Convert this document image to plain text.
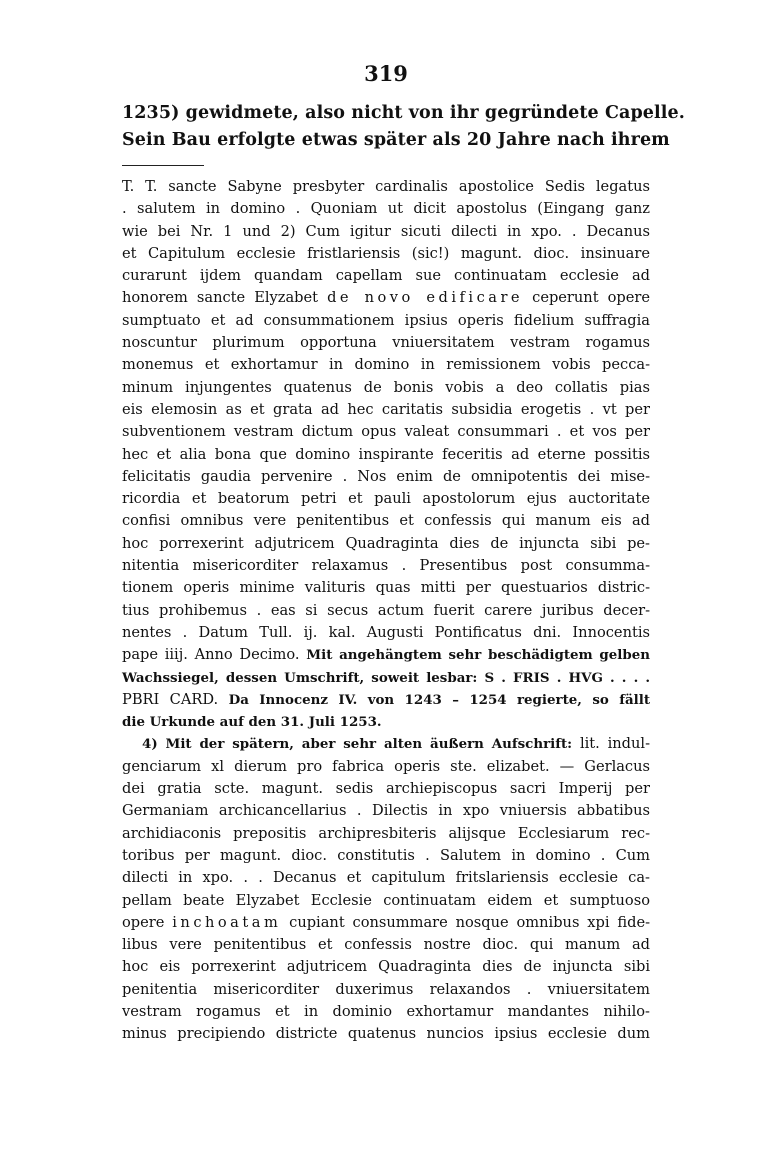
319
1235) gewidmete, also nicht von ihr gegründete Capelle.
Sein Bau erfolgte etwas später als 20 Jahre nach ihrem
T. T. sancte Sabyne presbyter cardinalis apostolice Sedis legatus
. salutem in domino . Quoniam ut dicit apostolus (Eingang ganz
wie bei Nr. 1 und 2) Cum igitur sicuti dilecti in xpo. . Decanus
et Capitulum ecclesie fristlariensis (sic!) magunt. dioc. insinuare
curarunt ijdem quandam capellam sue continuatam ecclesie ad
honorem sancte Elyzabet de novo edificare ceperunt opere
sumptuato et ad consummationem ipsius operis fidelium suffragia
noscuntur plurimum opportuna vniuersitatem vestram rogamus
monemus et exhortamur in domino in remissionem vobis pecca-
minum injungentes quatenus de bonis vobis a deo collatis pias
eis elemosin as et grata ad hec caritatis subsidia erogetis . vt per
subventionem vestram dictum opus valeat consummari . et vos per
hec et alia bona que domino inspirante feceritis ad eterne possitis
felicitatis gaudia pervenire . Nos enim de omnipotentis dei mise-
ricordia et beatorum petri et pauli apostolorum ejus auctoritate
confisi omnibus vere penitentibus et confessis qui manum eis ad
hoc porrexerint adjutricem Quadraginta dies de injuncta sibi pe-
nitentia misericorditer relaxamus . Presentibus post consumma-
tionem operis minime valituris quas mitti per questuarios distric-
tius prohibemus . eas si secus actum fuerit carere juribus decer-
nentes . Datum Tull. ij. kal. Augusti Pontificatus dni. Innocentis
pape iiij. Anno Decimo. Mit angehängtem sehr beschädigtem gelben
Wachssiegel, dessen Umschrift, soweit lesbar: S . FRIS . HVG . . . .
PBRI CARD. Da Innocenz IV. von 1243 – 1254 regierte, so fällt
die Urkunde auf den 31. Juli 1253.
4) Mit der spätern, aber sehr alten äußern Aufschrift: lit. indul-
genciarum xl dierum pro fabrica operis ste. elizabet. — Gerlacus
dei gratia scte. magunt. sedis archiepiscopus sacri Imperij per
Germaniam archicancellarius . Dilectis in xpo vniuersis abbatibus
archidiaconis prepositis archipresbiteris alijsque Ecclesiarum rec-
toribus per magunt. dioc. constitutis . Salutem in domino . Cum
dilecti in xpo. . . Decanus et capitulum fritslariensis ecclesie ca-
pellam beate Elyzabet Ecclesie continuatam eidem et sumptuoso
opere inchoatam cupiant consummare nosque omnibus xpi fide-
libus vere penitentibus et confessis nostre dioc. qui manum ad
hoc eis porrexerint adjutricem Quadraginta dies de injuncta sibi
penitentia misericorditer duxerimus relaxandos . vniuersitatem
vestram rogamus et in dominio exhortamur mandantes nihilo-
minus precipiendo districte quatenus nuncios ipsius ecclesie dum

*****

EXERCISE DIRECTIONS: Repeat the full listing above exactly, with no pictures in the copy.

THE RESPONSE:
Convert this document image to plain text.
319
1235) gewidmete, also nicht von ihr gegründete Capelle.
Sein Bau erfolgte etwas später als 20 Jahre nach ihrem
T. T. sancte Sabyne presbyter cardinalis apostolice Sedis legatus
. salutem in domino . Quoniam ut dicit apostolus (Eingang ganz
wie bei Nr. 1 und 2) Cum igitur sicuti dilecti in xpo. . Decanus
et Capitulum ecclesie fristlariensis (sic!) magunt. dioc. insinuare
curarunt ijdem quandam capellam sue continuatam ecclesie ad
honorem sancte Elyzabet de novo edificare ceperunt opere
sumptuato et ad consummationem ipsius operis fidelium suffragia
noscuntur plurimum opportuna vniuersitatem vestram rogamus
monemus et exhortamur in domino in remissionem vobis pecca-
minum injungentes quatenus de bonis vobis a deo collatis pias
eis elemosin as et grata ad hec caritatis subsidia erogetis . vt per
subventionem vestram dictum opus valeat consummari . et vos per
hec et alia bona que domino inspirante feceritis ad eterne possitis
felicitatis gaudia pervenire . Nos enim de omnipotentis dei mise-
ricordia et beatorum petri et pauli apostolorum ejus auctoritate
confisi omnibus vere penitentibus et confessis qui manum eis ad
hoc porrexerint adjutricem Quadraginta dies de injuncta sibi pe-
nitentia misericorditer relaxamus . Presentibus post consumma-
tionem operis minime valituris quas mitti per questuarios distric-
tius prohibemus . eas si secus actum fuerit carere juribus decer-
nentes . Datum Tull. ij. kal. Augusti Pontificatus dni. Innocentis
pape iiij. Anno Decimo. Mit angehängtem sehr beschädigtem gelben
Wachssiegel, dessen Umschrift, soweit lesbar: S . FRIS . HVG . . . .
PBRI CARD. Da Innocenz IV. von 1243 – 1254 regierte, so fällt
die Urkunde auf den 31. Juli 1253.
4) Mit der spätern, aber sehr alten äußern Aufschrift: lit. indul-
genciarum xl dierum pro fabrica operis ste. elizabet. — Gerlacus
dei gratia scte. magunt. sedis archiepiscopus sacri Imperij per
Germaniam archicancellarius . Dilectis in xpo vniuersis abbatibus
archidiaconis prepositis archipresbiteris alijsque Ecclesiarum rec-
toribus per magunt. dioc. constitutis . Salutem in domino . Cum
dilecti in xpo. . . Decanus et capitulum fritslariensis ecclesie ca-
pellam beate Elyzabet Ecclesie continuatam eidem et sumptuoso
opere inchoatam cupiant consummare nosque omnibus xpi fide-
libus vere penitentibus et confessis nostre dioc. qui manum ad
hoc eis porrexerint adjutricem Quadraginta dies de injuncta sibi
penitentia misericorditer duxerimus relaxandos . vniuersitatem
vestram rogamus et in dominio exhortamur mandantes nihilo-
minus precipiendo districte quatenus nuncios ipsius ecclesie dum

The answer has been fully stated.